*REQUIRED TASK*
Reproduce every record below exactly as written, but leave out any pictures.

*RECORD EXCERPTS*
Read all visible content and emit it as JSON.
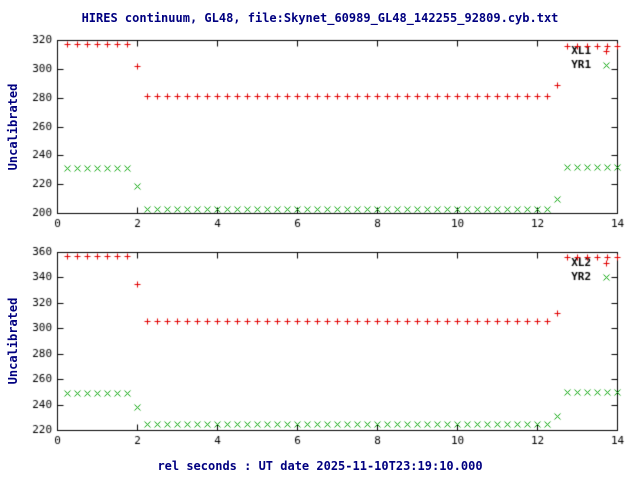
{
  "chart_data": {
    "type": "scatter",
    "title": "HIRES continuum, GL48, file:Skynet_60989_GL48_142255_92809.cyb.txt",
    "xlabel": "rel seconds : UT date 2025-11-10T23:19:10.000",
    "grid": false,
    "legend_position": "top-right-inside",
    "panels": [
      {
        "ylabel": "Uncalibrated",
        "ylim": [
          200,
          320
        ],
        "yticks": [
          200,
          220,
          240,
          260,
          280,
          300,
          320
        ],
        "xlim": [
          0,
          14
        ],
        "xticks": [
          0,
          2,
          4,
          6,
          8,
          10,
          12,
          14
        ],
        "x": [
          0.25,
          0.5,
          0.75,
          1,
          1.25,
          1.5,
          1.75,
          2,
          2.25,
          2.5,
          2.75,
          3,
          3.25,
          3.5,
          3.75,
          4,
          4.25,
          4.5,
          4.75,
          5,
          5.25,
          5.5,
          5.75,
          6,
          6.25,
          6.5,
          6.75,
          7,
          7.25,
          7.5,
          7.75,
          8,
          8.25,
          8.5,
          8.75,
          9,
          9.25,
          9.5,
          9.75,
          10,
          10.25,
          10.5,
          10.75,
          11,
          11.25,
          11.5,
          11.75,
          12,
          12.25,
          12.5,
          12.75,
          13,
          13.25,
          13.5,
          13.75,
          14
        ],
        "series": [
          {
            "name": "XL1",
            "marker": "plus",
            "color": "#e00000",
            "y": [
              317,
              317,
              317,
              317,
              317,
              317,
              317,
              302,
              281,
              281,
              281,
              281,
              281,
              281,
              281,
              281,
              281,
              281,
              281,
              281,
              281,
              281,
              281,
              281,
              281,
              281,
              281,
              281,
              281,
              281,
              281,
              281,
              281,
              281,
              281,
              281,
              281,
              281,
              281,
              281,
              281,
              281,
              281,
              281,
              281,
              281,
              281,
              281,
              281,
              289,
              316,
              316,
              316,
              316,
              316,
              316
            ]
          },
          {
            "name": "YR1",
            "marker": "cross",
            "color": "#00a000",
            "y": [
              231,
              231,
              231,
              231,
              231,
              231,
              231,
              219,
              203,
              203,
              203,
              203,
              203,
              203,
              203,
              203,
              203,
              203,
              203,
              203,
              203,
              203,
              203,
              203,
              203,
              203,
              203,
              203,
              203,
              203,
              203,
              203,
              203,
              203,
              203,
              203,
              203,
              203,
              203,
              203,
              203,
              203,
              203,
              203,
              203,
              203,
              203,
              203,
              203,
              210,
              232,
              232,
              232,
              232,
              232,
              232
            ]
          }
        ]
      },
      {
        "ylabel": "Uncalibrated",
        "ylim": [
          220,
          360
        ],
        "yticks": [
          220,
          240,
          260,
          280,
          300,
          320,
          340,
          360
        ],
        "xlim": [
          0,
          14
        ],
        "xticks": [
          0,
          2,
          4,
          6,
          8,
          10,
          12,
          14
        ],
        "x": [
          0.25,
          0.5,
          0.75,
          1,
          1.25,
          1.5,
          1.75,
          2,
          2.25,
          2.5,
          2.75,
          3,
          3.25,
          3.5,
          3.75,
          4,
          4.25,
          4.5,
          4.75,
          5,
          5.25,
          5.5,
          5.75,
          6,
          6.25,
          6.5,
          6.75,
          7,
          7.25,
          7.5,
          7.75,
          8,
          8.25,
          8.5,
          8.75,
          9,
          9.25,
          9.5,
          9.75,
          10,
          10.25,
          10.5,
          10.75,
          11,
          11.25,
          11.5,
          11.75,
          12,
          12.25,
          12.5,
          12.75,
          13,
          13.25,
          13.5,
          13.75,
          14
        ],
        "series": [
          {
            "name": "XL2",
            "marker": "plus",
            "color": "#e00000",
            "y": [
              357,
              357,
              357,
              357,
              357,
              357,
              357,
              335,
              306,
              306,
              306,
              306,
              306,
              306,
              306,
              306,
              306,
              306,
              306,
              306,
              306,
              306,
              306,
              306,
              306,
              306,
              306,
              306,
              306,
              306,
              306,
              306,
              306,
              306,
              306,
              306,
              306,
              306,
              306,
              306,
              306,
              306,
              306,
              306,
              306,
              306,
              306,
              306,
              306,
              312,
              356,
              356,
              356,
              356,
              356,
              356
            ]
          },
          {
            "name": "YR2",
            "marker": "cross",
            "color": "#00a000",
            "y": [
              249,
              249,
              249,
              249,
              249,
              249,
              249,
              238,
              225,
              225,
              225,
              225,
              225,
              225,
              225,
              225,
              225,
              225,
              225,
              225,
              225,
              225,
              225,
              225,
              225,
              225,
              225,
              225,
              225,
              225,
              225,
              225,
              225,
              225,
              225,
              225,
              225,
              225,
              225,
              225,
              225,
              225,
              225,
              225,
              225,
              225,
              225,
              225,
              225,
              231,
              250,
              250,
              250,
              250,
              250,
              250
            ]
          }
        ]
      }
    ],
    "text_color": "#000080",
    "tick_color": "#000000"
  }
}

*PROBLEM SOLUTION*
Read all visible content and emit it as JSON.
{
  "chart_data": {
    "type": "scatter",
    "title": "HIRES continuum, GL48, file:Skynet_60989_GL48_142255_92809.cyb.txt",
    "xlabel": "rel seconds : UT date 2025-11-10T23:19:10.000",
    "grid": false,
    "legend_position": "top-right-inside",
    "panels": [
      {
        "ylabel": "Uncalibrated",
        "ylim": [
          200,
          320
        ],
        "yticks": [
          200,
          220,
          240,
          260,
          280,
          300,
          320
        ],
        "xlim": [
          0,
          14
        ],
        "xticks": [
          0,
          2,
          4,
          6,
          8,
          10,
          12,
          14
        ],
        "x": [
          0.25,
          0.5,
          0.75,
          1,
          1.25,
          1.5,
          1.75,
          2,
          2.25,
          2.5,
          2.75,
          3,
          3.25,
          3.5,
          3.75,
          4,
          4.25,
          4.5,
          4.75,
          5,
          5.25,
          5.5,
          5.75,
          6,
          6.25,
          6.5,
          6.75,
          7,
          7.25,
          7.5,
          7.75,
          8,
          8.25,
          8.5,
          8.75,
          9,
          9.25,
          9.5,
          9.75,
          10,
          10.25,
          10.5,
          10.75,
          11,
          11.25,
          11.5,
          11.75,
          12,
          12.25,
          12.5,
          12.75,
          13,
          13.25,
          13.5,
          13.75,
          14
        ],
        "series": [
          {
            "name": "XL1",
            "marker": "plus",
            "color": "#e00000",
            "y": [
              317,
              317,
              317,
              317,
              317,
              317,
              317,
              302,
              281,
              281,
              281,
              281,
              281,
              281,
              281,
              281,
              281,
              281,
              281,
              281,
              281,
              281,
              281,
              281,
              281,
              281,
              281,
              281,
              281,
              281,
              281,
              281,
              281,
              281,
              281,
              281,
              281,
              281,
              281,
              281,
              281,
              281,
              281,
              281,
              281,
              281,
              281,
              281,
              281,
              289,
              316,
              316,
              316,
              316,
              316,
              316
            ]
          },
          {
            "name": "YR1",
            "marker": "cross",
            "color": "#00a000",
            "y": [
              231,
              231,
              231,
              231,
              231,
              231,
              231,
              219,
              203,
              203,
              203,
              203,
              203,
              203,
              203,
              203,
              203,
              203,
              203,
              203,
              203,
              203,
              203,
              203,
              203,
              203,
              203,
              203,
              203,
              203,
              203,
              203,
              203,
              203,
              203,
              203,
              203,
              203,
              203,
              203,
              203,
              203,
              203,
              203,
              203,
              203,
              203,
              203,
              203,
              210,
              232,
              232,
              232,
              232,
              232,
              232
            ]
          }
        ]
      },
      {
        "ylabel": "Uncalibrated",
        "ylim": [
          220,
          360
        ],
        "yticks": [
          220,
          240,
          260,
          280,
          300,
          320,
          340,
          360
        ],
        "xlim": [
          0,
          14
        ],
        "xticks": [
          0,
          2,
          4,
          6,
          8,
          10,
          12,
          14
        ],
        "x": [
          0.25,
          0.5,
          0.75,
          1,
          1.25,
          1.5,
          1.75,
          2,
          2.25,
          2.5,
          2.75,
          3,
          3.25,
          3.5,
          3.75,
          4,
          4.25,
          4.5,
          4.75,
          5,
          5.25,
          5.5,
          5.75,
          6,
          6.25,
          6.5,
          6.75,
          7,
          7.25,
          7.5,
          7.75,
          8,
          8.25,
          8.5,
          8.75,
          9,
          9.25,
          9.5,
          9.75,
          10,
          10.25,
          10.5,
          10.75,
          11,
          11.25,
          11.5,
          11.75,
          12,
          12.25,
          12.5,
          12.75,
          13,
          13.25,
          13.5,
          13.75,
          14
        ],
        "series": [
          {
            "name": "XL2",
            "marker": "plus",
            "color": "#e00000",
            "y": [
              357,
              357,
              357,
              357,
              357,
              357,
              357,
              335,
              306,
              306,
              306,
              306,
              306,
              306,
              306,
              306,
              306,
              306,
              306,
              306,
              306,
              306,
              306,
              306,
              306,
              306,
              306,
              306,
              306,
              306,
              306,
              306,
              306,
              306,
              306,
              306,
              306,
              306,
              306,
              306,
              306,
              306,
              306,
              306,
              306,
              306,
              306,
              306,
              306,
              312,
              356,
              356,
              356,
              356,
              356,
              356
            ]
          },
          {
            "name": "YR2",
            "marker": "cross",
            "color": "#00a000",
            "y": [
              249,
              249,
              249,
              249,
              249,
              249,
              249,
              238,
              225,
              225,
              225,
              225,
              225,
              225,
              225,
              225,
              225,
              225,
              225,
              225,
              225,
              225,
              225,
              225,
              225,
              225,
              225,
              225,
              225,
              225,
              225,
              225,
              225,
              225,
              225,
              225,
              225,
              225,
              225,
              225,
              225,
              225,
              225,
              225,
              225,
              225,
              225,
              225,
              225,
              231,
              250,
              250,
              250,
              250,
              250,
              250
            ]
          }
        ]
      }
    ],
    "text_color": "#000080",
    "tick_color": "#000000"
  }
}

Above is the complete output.